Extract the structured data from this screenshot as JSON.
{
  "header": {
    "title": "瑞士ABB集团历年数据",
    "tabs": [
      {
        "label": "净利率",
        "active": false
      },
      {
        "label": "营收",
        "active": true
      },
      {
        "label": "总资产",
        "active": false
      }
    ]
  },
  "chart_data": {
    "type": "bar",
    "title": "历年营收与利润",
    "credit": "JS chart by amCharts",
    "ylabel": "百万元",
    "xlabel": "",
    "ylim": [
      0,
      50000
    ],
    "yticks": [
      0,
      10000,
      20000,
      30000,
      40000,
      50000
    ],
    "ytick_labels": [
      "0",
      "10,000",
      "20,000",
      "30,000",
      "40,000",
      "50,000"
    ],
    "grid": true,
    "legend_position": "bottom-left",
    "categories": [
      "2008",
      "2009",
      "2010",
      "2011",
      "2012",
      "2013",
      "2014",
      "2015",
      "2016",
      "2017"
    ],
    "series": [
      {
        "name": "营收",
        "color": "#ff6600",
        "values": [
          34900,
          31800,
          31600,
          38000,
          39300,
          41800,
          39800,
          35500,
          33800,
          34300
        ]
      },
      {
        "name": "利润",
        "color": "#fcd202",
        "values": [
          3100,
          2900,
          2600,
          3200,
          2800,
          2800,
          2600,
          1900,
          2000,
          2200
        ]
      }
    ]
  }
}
○ ○ ○ ○ ○
> _Task to complete_:
Copy all the records above exactly, missing none.

> _Correct result_:
Extract the structured data from this screenshot as JSON.
{
  "header": {
    "title": "瑞士ABB集团历年数据",
    "tabs": [
      {
        "label": "净利率",
        "active": false
      },
      {
        "label": "营收",
        "active": true
      },
      {
        "label": "总资产",
        "active": false
      }
    ]
  },
  "chart_data": {
    "type": "bar",
    "title": "历年营收与利润",
    "credit": "JS chart by amCharts",
    "ylabel": "百万元",
    "xlabel": "",
    "ylim": [
      0,
      50000
    ],
    "yticks": [
      0,
      10000,
      20000,
      30000,
      40000,
      50000
    ],
    "ytick_labels": [
      "0",
      "10,000",
      "20,000",
      "30,000",
      "40,000",
      "50,000"
    ],
    "grid": true,
    "legend_position": "bottom-left",
    "categories": [
      "2008",
      "2009",
      "2010",
      "2011",
      "2012",
      "2013",
      "2014",
      "2015",
      "2016",
      "2017"
    ],
    "series": [
      {
        "name": "营收",
        "color": "#ff6600",
        "values": [
          34900,
          31800,
          31600,
          38000,
          39300,
          41800,
          39800,
          35500,
          33800,
          34300
        ]
      },
      {
        "name": "利润",
        "color": "#fcd202",
        "values": [
          3100,
          2900,
          2600,
          3200,
          2800,
          2800,
          2600,
          1900,
          2000,
          2200
        ]
      }
    ]
  }
}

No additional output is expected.